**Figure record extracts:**
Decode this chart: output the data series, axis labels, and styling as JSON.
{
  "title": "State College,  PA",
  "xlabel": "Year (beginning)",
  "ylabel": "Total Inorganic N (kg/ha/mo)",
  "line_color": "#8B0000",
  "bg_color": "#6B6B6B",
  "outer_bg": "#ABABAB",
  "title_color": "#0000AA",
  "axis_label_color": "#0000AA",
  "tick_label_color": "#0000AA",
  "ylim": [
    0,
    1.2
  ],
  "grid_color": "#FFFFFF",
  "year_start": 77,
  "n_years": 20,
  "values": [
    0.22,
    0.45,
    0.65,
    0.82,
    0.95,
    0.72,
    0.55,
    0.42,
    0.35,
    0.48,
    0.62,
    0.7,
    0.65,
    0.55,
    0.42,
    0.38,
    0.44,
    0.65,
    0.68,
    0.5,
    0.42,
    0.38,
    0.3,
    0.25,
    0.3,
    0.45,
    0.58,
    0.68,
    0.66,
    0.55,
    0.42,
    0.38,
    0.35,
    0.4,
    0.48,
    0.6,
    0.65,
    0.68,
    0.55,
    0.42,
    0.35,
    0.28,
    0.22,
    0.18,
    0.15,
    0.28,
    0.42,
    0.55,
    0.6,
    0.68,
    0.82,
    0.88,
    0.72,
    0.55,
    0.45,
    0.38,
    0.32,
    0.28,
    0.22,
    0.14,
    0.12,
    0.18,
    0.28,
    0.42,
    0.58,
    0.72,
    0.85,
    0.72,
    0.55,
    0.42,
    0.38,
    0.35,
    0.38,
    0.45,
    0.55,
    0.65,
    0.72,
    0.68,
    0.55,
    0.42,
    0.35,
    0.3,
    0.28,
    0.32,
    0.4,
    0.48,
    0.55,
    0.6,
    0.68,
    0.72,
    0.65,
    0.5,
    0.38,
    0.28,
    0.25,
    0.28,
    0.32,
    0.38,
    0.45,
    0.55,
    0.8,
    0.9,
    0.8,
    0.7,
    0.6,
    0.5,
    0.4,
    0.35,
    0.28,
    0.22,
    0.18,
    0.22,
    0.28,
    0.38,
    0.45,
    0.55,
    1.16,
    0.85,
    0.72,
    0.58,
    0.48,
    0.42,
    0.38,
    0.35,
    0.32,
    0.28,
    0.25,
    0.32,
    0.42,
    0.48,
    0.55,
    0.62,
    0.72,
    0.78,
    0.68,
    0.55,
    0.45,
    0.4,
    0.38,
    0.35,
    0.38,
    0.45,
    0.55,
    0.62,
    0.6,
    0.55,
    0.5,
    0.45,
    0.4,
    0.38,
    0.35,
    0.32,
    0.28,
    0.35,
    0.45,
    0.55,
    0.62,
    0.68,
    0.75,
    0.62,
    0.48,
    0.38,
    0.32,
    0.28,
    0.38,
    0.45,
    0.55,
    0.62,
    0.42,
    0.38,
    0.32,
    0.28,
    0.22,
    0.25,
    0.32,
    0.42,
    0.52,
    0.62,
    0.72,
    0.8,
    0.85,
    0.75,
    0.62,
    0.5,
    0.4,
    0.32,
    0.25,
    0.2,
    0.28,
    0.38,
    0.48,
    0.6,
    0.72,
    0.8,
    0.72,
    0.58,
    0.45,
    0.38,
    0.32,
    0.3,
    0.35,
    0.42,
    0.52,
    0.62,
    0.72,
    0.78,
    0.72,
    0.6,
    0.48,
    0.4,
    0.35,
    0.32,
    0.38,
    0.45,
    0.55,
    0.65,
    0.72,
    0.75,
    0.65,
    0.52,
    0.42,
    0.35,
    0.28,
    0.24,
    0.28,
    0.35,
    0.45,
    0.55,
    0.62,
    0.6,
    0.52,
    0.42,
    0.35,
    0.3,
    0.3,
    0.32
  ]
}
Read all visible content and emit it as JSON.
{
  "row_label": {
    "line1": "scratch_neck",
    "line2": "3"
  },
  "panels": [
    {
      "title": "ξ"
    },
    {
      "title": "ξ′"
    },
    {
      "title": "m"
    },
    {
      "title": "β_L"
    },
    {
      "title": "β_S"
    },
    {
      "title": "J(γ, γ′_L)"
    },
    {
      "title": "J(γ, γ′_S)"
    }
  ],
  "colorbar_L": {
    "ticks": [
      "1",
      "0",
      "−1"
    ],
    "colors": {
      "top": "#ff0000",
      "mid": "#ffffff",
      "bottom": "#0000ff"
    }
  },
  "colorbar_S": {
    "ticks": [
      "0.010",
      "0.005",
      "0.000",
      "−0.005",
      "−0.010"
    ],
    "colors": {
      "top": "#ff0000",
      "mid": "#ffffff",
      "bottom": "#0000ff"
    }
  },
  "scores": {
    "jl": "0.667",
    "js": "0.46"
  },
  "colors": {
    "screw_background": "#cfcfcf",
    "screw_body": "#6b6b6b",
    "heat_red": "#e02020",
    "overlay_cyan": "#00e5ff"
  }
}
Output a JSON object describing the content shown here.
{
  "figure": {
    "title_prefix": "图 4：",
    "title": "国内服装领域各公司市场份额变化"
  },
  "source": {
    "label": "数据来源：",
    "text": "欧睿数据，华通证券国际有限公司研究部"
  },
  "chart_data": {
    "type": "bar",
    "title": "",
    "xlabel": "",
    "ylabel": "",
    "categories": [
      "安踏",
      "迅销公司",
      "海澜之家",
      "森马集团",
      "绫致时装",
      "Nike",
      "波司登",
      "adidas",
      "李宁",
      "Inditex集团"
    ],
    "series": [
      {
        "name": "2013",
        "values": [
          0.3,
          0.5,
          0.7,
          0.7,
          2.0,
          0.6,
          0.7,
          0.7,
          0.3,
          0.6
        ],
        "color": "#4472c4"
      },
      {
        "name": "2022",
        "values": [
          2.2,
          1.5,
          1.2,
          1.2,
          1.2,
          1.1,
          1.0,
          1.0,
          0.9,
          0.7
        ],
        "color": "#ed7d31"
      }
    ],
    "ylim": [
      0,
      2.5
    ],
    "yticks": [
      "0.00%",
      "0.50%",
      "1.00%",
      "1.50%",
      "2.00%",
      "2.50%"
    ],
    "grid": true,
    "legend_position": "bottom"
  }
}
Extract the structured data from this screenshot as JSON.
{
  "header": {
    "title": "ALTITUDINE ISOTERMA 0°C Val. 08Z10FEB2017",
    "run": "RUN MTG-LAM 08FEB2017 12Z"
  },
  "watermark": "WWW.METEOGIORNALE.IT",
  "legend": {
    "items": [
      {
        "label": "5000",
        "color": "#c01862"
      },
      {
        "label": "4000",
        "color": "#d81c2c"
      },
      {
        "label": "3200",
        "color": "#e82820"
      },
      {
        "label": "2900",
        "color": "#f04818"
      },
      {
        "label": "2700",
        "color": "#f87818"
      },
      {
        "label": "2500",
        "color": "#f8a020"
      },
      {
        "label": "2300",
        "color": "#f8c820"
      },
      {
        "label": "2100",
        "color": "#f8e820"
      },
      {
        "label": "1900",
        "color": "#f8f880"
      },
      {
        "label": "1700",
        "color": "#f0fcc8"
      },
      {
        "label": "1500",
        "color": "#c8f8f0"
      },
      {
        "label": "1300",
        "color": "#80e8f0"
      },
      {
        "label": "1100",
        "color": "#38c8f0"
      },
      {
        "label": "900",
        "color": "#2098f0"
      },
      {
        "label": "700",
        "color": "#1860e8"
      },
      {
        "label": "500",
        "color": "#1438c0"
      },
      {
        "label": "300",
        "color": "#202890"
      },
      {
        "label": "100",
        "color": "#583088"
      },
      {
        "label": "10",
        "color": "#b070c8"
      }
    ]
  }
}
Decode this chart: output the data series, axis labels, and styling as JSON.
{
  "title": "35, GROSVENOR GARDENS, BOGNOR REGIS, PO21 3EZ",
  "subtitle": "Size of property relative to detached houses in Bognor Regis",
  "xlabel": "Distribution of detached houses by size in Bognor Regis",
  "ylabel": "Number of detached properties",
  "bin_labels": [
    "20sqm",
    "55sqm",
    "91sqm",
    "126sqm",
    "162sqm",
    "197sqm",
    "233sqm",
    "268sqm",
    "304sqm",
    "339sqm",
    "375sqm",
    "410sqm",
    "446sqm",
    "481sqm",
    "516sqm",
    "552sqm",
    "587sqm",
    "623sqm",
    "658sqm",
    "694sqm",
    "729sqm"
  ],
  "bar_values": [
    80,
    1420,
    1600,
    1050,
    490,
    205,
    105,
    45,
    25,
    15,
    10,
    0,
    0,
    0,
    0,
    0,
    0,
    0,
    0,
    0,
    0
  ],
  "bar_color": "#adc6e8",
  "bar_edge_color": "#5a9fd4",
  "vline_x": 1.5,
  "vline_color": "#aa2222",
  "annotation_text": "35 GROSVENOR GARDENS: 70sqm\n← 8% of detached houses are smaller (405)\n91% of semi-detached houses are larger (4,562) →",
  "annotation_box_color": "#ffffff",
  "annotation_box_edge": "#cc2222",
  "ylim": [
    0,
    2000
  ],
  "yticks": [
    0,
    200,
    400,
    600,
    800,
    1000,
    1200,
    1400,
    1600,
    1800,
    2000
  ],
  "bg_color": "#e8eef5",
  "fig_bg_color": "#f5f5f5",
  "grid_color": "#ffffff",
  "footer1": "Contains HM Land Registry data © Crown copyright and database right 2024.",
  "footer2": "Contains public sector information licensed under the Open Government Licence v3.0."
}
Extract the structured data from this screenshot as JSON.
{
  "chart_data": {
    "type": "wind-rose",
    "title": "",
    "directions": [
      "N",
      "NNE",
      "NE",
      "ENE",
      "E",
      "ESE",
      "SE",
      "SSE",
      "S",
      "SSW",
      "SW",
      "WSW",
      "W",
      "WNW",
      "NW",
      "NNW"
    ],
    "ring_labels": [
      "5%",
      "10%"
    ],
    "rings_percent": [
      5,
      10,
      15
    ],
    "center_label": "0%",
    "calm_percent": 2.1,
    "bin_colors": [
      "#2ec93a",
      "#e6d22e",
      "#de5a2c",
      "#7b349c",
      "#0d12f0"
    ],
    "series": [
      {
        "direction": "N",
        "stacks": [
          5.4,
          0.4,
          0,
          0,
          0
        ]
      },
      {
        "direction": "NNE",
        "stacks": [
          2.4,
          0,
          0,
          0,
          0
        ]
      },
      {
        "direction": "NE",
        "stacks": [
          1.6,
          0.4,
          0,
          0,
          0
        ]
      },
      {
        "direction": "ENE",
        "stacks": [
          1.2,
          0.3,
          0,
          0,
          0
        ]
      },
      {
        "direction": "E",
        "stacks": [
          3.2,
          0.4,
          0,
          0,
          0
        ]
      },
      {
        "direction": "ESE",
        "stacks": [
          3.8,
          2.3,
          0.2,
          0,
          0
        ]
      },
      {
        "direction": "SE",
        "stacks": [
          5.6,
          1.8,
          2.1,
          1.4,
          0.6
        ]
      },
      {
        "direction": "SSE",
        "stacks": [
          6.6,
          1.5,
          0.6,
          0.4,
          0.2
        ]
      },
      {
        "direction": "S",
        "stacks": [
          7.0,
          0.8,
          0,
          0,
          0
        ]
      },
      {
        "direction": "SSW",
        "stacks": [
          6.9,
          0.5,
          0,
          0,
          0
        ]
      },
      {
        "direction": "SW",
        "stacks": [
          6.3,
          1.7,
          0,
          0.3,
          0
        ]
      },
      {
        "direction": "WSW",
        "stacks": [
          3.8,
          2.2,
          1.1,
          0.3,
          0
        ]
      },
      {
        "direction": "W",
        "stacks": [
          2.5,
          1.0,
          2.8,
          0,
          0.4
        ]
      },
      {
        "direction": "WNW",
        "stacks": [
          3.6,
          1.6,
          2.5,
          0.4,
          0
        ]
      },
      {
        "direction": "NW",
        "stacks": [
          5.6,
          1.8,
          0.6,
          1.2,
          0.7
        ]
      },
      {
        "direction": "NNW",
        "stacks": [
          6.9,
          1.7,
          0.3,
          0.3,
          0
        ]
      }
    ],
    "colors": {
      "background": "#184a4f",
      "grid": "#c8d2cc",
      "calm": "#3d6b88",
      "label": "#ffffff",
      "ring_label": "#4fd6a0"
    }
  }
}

**Task directions:**
How many lines of the entries above hold the string "ylabel"? Reply with the number alone.

**Solution to the exercise:**
3